STATED PROBLEM: Drop every picture and give the entries back exactly.

----------

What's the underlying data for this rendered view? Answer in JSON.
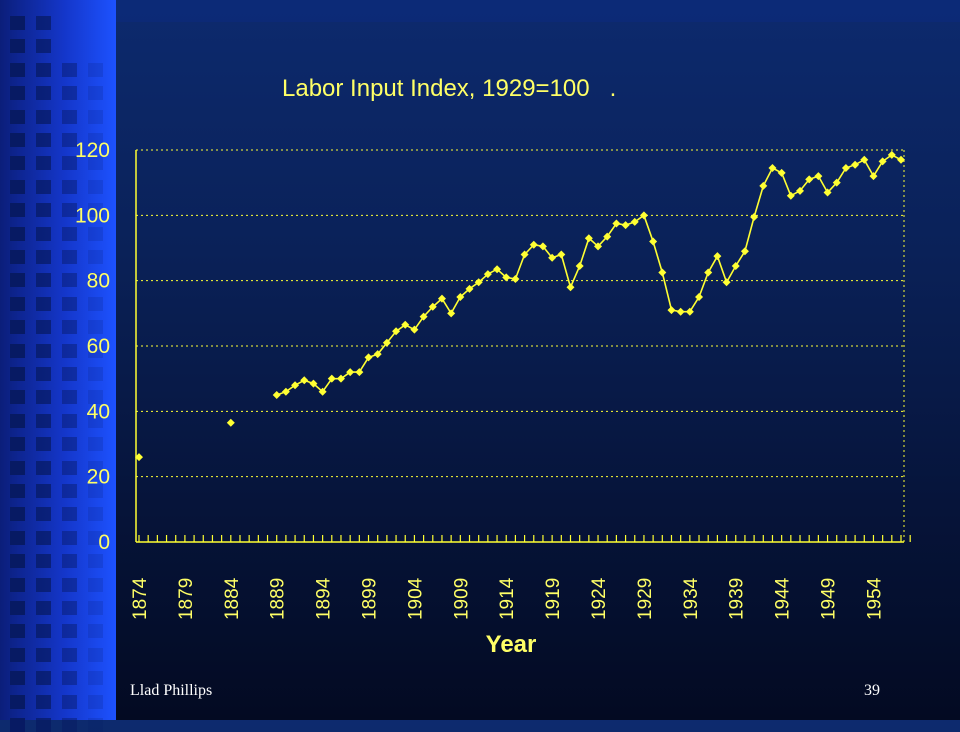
{
  "colors": {
    "accent": "#ffff33",
    "text": "#ffff66",
    "grid": "#ffff33",
    "background": "#0a2158",
    "sidebar": "#1d52ff"
  },
  "footer": {
    "author": "Llad Phillips",
    "page_number": "39"
  },
  "chart_data": {
    "type": "line",
    "title": "Labor Input Index, 1929=100   .",
    "xlabel": "Year",
    "ylabel": "",
    "ylim": [
      0,
      120
    ],
    "y_ticks": [
      "0",
      "20",
      "40",
      "60",
      "80",
      "100",
      "120"
    ],
    "x_tick_labels": [
      "1874",
      "1879",
      "1884",
      "1889",
      "1894",
      "1899",
      "1904",
      "1909",
      "1914",
      "1919",
      "1924",
      "1929",
      "1934",
      "1939",
      "1944",
      "1949",
      "1954"
    ],
    "xlim": [
      1874,
      1957
    ],
    "grid": "horizontal dotted",
    "marker": "diamond",
    "series": [
      {
        "x": [
          1874,
          1884,
          1889,
          1890,
          1891,
          1892,
          1893,
          1894,
          1895,
          1896,
          1897,
          1898,
          1899,
          1900,
          1901,
          1902,
          1903,
          1904,
          1905,
          1906,
          1907,
          1908,
          1909,
          1910,
          1911,
          1912,
          1913,
          1914,
          1915,
          1916,
          1917,
          1918,
          1919,
          1920,
          1921,
          1922,
          1923,
          1924,
          1925,
          1926,
          1927,
          1928,
          1929,
          1930,
          1931,
          1932,
          1933,
          1934,
          1935,
          1936,
          1937,
          1938,
          1939,
          1940,
          1941,
          1942,
          1943,
          1944,
          1945,
          1946,
          1947,
          1948,
          1949,
          1950,
          1951,
          1952,
          1953,
          1954,
          1955,
          1956,
          1957
        ],
        "values": [
          26,
          36.5,
          45,
          46,
          48,
          49.5,
          48.5,
          46,
          50,
          50,
          52,
          52,
          56.5,
          57.5,
          61,
          64.5,
          66.5,
          65,
          69,
          72,
          74.5,
          70,
          75,
          77.5,
          79.5,
          82,
          83.5,
          81,
          80.5,
          88,
          91,
          90.5,
          87,
          88,
          78,
          84.5,
          93,
          90.5,
          93.5,
          97.5,
          97,
          98,
          100,
          92,
          82.5,
          71,
          70.5,
          70.5,
          75,
          82.5,
          87.5,
          79.5,
          84.5,
          89,
          99.5,
          109,
          114.5,
          113,
          106,
          107.5,
          111,
          112,
          107,
          110,
          114.5,
          115.5,
          117,
          112,
          116.5,
          118.5,
          117
        ]
      }
    ]
  }
}
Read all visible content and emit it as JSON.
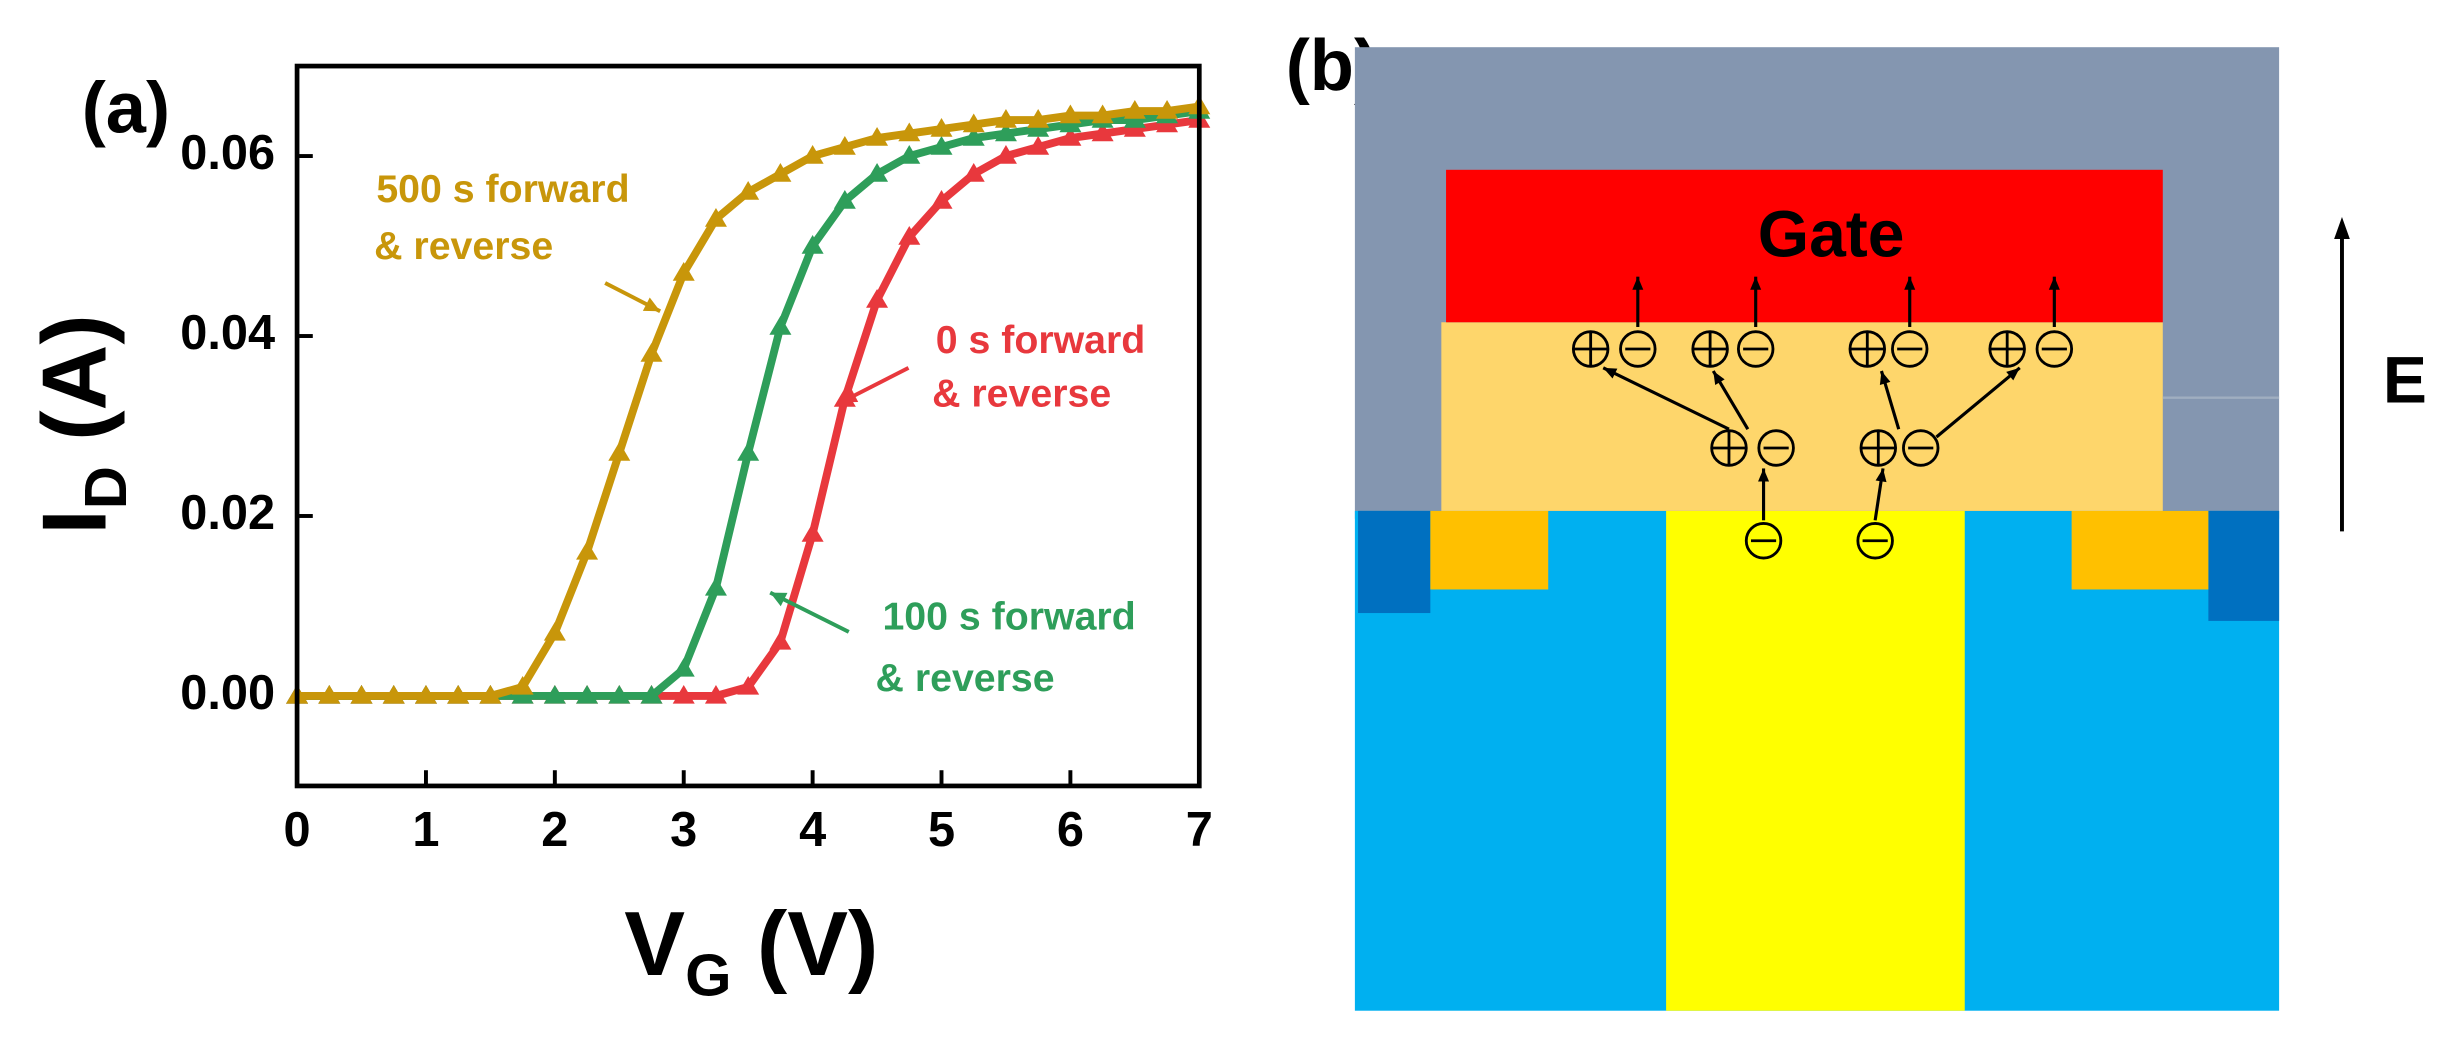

----------

THE SOLUTION:
What's the underlying data for this rendered view? Answer in JSON.
{
  "colors": {
    "accent": "#ffff33",
    "text": "#ffff66",
    "grid": "#ffff33",
    "background": "#0a2158",
    "sidebar": "#1d52ff"
  },
  "footer": {
    "author": "Llad Phillips",
    "page_number": "39"
  },
  "chart_data": {
    "type": "line",
    "title": "Labor Input Index, 1929=100   .",
    "xlabel": "Year",
    "ylabel": "",
    "ylim": [
      0,
      120
    ],
    "y_ticks": [
      "0",
      "20",
      "40",
      "60",
      "80",
      "100",
      "120"
    ],
    "x_tick_labels": [
      "1874",
      "1879",
      "1884",
      "1889",
      "1894",
      "1899",
      "1904",
      "1909",
      "1914",
      "1919",
      "1924",
      "1929",
      "1934",
      "1939",
      "1944",
      "1949",
      "1954"
    ],
    "xlim": [
      1874,
      1957
    ],
    "grid": "horizontal dotted",
    "marker": "diamond",
    "series": [
      {
        "x": [
          1874,
          1884,
          1889,
          1890,
          1891,
          1892,
          1893,
          1894,
          1895,
          1896,
          1897,
          1898,
          1899,
          1900,
          1901,
          1902,
          1903,
          1904,
          1905,
          1906,
          1907,
          1908,
          1909,
          1910,
          1911,
          1912,
          1913,
          1914,
          1915,
          1916,
          1917,
          1918,
          1919,
          1920,
          1921,
          1922,
          1923,
          1924,
          1925,
          1926,
          1927,
          1928,
          1929,
          1930,
          1931,
          1932,
          1933,
          1934,
          1935,
          1936,
          1937,
          1938,
          1939,
          1940,
          1941,
          1942,
          1943,
          1944,
          1945,
          1946,
          1947,
          1948,
          1949,
          1950,
          1951,
          1952,
          1953,
          1954,
          1955,
          1956,
          1957
        ],
        "values": [
          26,
          36.5,
          45,
          46,
          48,
          49.5,
          48.5,
          46,
          50,
          50,
          52,
          52,
          56.5,
          57.5,
          61,
          64.5,
          66.5,
          65,
          69,
          72,
          74.5,
          70,
          75,
          77.5,
          79.5,
          82,
          83.5,
          81,
          80.5,
          88,
          91,
          90.5,
          87,
          88,
          78,
          84.5,
          93,
          90.5,
          93.5,
          97.5,
          97,
          98,
          100,
          92,
          82.5,
          71,
          70.5,
          70.5,
          75,
          82.5,
          87.5,
          79.5,
          84.5,
          89,
          99.5,
          109,
          114.5,
          113,
          106,
          107.5,
          111,
          112,
          107,
          110,
          114.5,
          115.5,
          117,
          112,
          116.5,
          118.5,
          117
        ]
      }
    ]
  }
}
Read all visible content and emit it as JSON.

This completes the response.